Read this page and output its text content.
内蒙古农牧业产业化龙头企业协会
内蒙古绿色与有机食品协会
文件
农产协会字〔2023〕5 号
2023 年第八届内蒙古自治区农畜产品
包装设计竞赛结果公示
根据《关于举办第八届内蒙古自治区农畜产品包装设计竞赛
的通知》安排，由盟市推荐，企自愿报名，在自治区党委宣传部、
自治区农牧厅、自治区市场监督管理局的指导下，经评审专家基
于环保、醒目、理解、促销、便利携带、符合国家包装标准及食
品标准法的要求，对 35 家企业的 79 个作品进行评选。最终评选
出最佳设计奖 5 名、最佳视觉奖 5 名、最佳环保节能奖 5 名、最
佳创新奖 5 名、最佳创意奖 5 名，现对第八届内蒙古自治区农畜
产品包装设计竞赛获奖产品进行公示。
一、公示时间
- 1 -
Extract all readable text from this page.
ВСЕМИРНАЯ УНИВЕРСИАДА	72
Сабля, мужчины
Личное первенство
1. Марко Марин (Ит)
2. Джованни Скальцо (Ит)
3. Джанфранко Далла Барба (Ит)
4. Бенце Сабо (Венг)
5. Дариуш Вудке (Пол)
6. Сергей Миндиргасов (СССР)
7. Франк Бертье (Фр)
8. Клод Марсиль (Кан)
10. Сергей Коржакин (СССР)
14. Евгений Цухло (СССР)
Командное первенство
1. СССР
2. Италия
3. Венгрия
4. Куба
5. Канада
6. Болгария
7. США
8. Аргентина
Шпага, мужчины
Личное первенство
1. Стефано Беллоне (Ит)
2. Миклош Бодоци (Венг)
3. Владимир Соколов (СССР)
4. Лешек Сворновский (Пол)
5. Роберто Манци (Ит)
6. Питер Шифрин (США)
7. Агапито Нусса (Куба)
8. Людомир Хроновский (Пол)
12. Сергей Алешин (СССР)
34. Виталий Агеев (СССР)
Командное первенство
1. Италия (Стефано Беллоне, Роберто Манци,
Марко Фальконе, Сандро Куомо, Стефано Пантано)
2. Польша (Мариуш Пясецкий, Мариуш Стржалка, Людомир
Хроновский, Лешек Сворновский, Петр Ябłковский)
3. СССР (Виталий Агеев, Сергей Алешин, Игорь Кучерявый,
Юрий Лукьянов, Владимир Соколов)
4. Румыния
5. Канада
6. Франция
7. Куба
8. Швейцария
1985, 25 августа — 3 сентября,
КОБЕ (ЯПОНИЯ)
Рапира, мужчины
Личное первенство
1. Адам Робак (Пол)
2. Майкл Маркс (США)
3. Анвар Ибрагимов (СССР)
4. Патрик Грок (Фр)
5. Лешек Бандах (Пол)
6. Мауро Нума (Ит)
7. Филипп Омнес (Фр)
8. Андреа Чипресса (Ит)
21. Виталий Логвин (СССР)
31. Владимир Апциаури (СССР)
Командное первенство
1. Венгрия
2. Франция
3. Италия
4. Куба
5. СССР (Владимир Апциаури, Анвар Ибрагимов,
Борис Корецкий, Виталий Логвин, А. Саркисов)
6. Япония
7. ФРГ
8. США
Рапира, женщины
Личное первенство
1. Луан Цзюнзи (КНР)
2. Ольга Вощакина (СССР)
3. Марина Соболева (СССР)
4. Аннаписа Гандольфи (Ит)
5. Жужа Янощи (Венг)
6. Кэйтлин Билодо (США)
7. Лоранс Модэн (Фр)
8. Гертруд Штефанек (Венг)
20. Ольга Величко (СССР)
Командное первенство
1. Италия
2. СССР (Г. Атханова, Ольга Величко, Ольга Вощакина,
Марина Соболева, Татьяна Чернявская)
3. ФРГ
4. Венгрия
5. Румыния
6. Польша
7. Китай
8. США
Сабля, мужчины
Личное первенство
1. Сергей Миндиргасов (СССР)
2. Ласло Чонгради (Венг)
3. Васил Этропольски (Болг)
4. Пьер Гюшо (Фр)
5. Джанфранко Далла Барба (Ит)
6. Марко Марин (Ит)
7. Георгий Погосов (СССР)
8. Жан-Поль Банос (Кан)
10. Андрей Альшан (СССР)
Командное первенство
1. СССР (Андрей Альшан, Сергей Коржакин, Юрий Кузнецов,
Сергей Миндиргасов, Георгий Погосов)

□ □ □

Goal:
Repeat every line of the data, exactly and in full.

Completed task:
Read this page and output its text content.
内蒙古农牧业产业化龙头企业协会
内蒙古绿色与有机食品协会
文件
农产协会字〔2023〕5 号
2023 年第八届内蒙古自治区农畜产品
包装设计竞赛结果公示
根据《关于举办第八届内蒙古自治区农畜产品包装设计竞赛
的通知》安排，由盟市推荐，企自愿报名，在自治区党委宣传部、
自治区农牧厅、自治区市场监督管理局的指导下，经评审专家基
于环保、醒目、理解、促销、便利携带、符合国家包装标准及食
品标准法的要求，对 35 家企业的 79 个作品进行评选。最终评选
出最佳设计奖 5 名、最佳视觉奖 5 名、最佳环保节能奖 5 名、最
佳创新奖 5 名、最佳创意奖 5 名，现对第八届内蒙古自治区农畜
产品包装设计竞赛获奖产品进行公示。
一、公示时间
- 1 -
Extract all readable text from this page.
ВСЕМИРНАЯ УНИВЕРСИАДА	72
Сабля, мужчины
Личное первенство
1. Марко Марин (Ит)
2. Джованни Скальцо (Ит)
3. Джанфранко Далла Барба (Ит)
4. Бенце Сабо (Венг)
5. Дариуш Вудке (Пол)
6. Сергей Миндиргасов (СССР)
7. Франк Бертье (Фр)
8. Клод Марсиль (Кан)
10. Сергей Коржакин (СССР)
14. Евгений Цухло (СССР)
Командное первенство
1. СССР
2. Италия
3. Венгрия
4. Куба
5. Канада
6. Болгария
7. США
8. Аргентина
Шпага, мужчины
Личное первенство
1. Стефано Беллоне (Ит)
2. Миклош Бодоци (Венг)
3. Владимир Соколов (СССР)
4. Лешек Сворновский (Пол)
5. Роберто Манци (Ит)
6. Питер Шифрин (США)
7. Агапито Нусса (Куба)
8. Людомир Хроновский (Пол)
12. Сергей Алешин (СССР)
34. Виталий Агеев (СССР)
Командное первенство
1. Италия (Стефано Беллоне, Роберто Манци,
Марко Фальконе, Сандро Куомо, Стефано Пантано)
2. Польша (Мариуш Пясецкий, Мариуш Стржалка, Людомир
Хроновский, Лешек Сворновский, Петр Ябłковский)
3. СССР (Виталий Агеев, Сергей Алешин, Игорь Кучерявый,
Юрий Лукьянов, Владимир Соколов)
4. Румыния
5. Канада
6. Франция
7. Куба
8. Швейцария
1985, 25 августа — 3 сентября,
КОБЕ (ЯПОНИЯ)
Рапира, мужчины
Личное первенство
1. Адам Робак (Пол)
2. Майкл Маркс (США)
3. Анвар Ибрагимов (СССР)
4. Патрик Грок (Фр)
5. Лешек Бандах (Пол)
6. Мауро Нума (Ит)
7. Филипп Омнес (Фр)
8. Андреа Чипресса (Ит)
21. Виталий Логвин (СССР)
31. Владимир Апциаури (СССР)
Командное первенство
1. Венгрия
2. Франция
3. Италия
4. Куба
5. СССР (Владимир Апциаури, Анвар Ибрагимов,
Борис Корецкий, Виталий Логвин, А. Саркисов)
6. Япония
7. ФРГ
8. США
Рапира, женщины
Личное первенство
1. Луан Цзюнзи (КНР)
2. Ольга Вощакина (СССР)
3. Марина Соболева (СССР)
4. Аннаписа Гандольфи (Ит)
5. Жужа Янощи (Венг)
6. Кэйтлин Билодо (США)
7. Лоранс Модэн (Фр)
8. Гертруд Штефанек (Венг)
20. Ольга Величко (СССР)
Командное первенство
1. Италия
2. СССР (Г. Атханова, Ольга Величко, Ольга Вощакина,
Марина Соболева, Татьяна Чернявская)
3. ФРГ
4. Венгрия
5. Румыния
6. Польша
7. Китай
8. США
Сабля, мужчины
Личное первенство
1. Сергей Миндиргасов (СССР)
2. Ласло Чонгради (Венг)
3. Васил Этропольски (Болг)
4. Пьер Гюшо (Фр)
5. Джанфранко Далла Барба (Ит)
6. Марко Марин (Ит)
7. Георгий Погосов (СССР)
8. Жан-Поль Банос (Кан)
10. Андрей Альшан (СССР)
Командное первенство
1. СССР (Андрей Альшан, Сергей Коржакин, Юрий Кузнецов,
Сергей Миндиргасов, Георгий Погосов)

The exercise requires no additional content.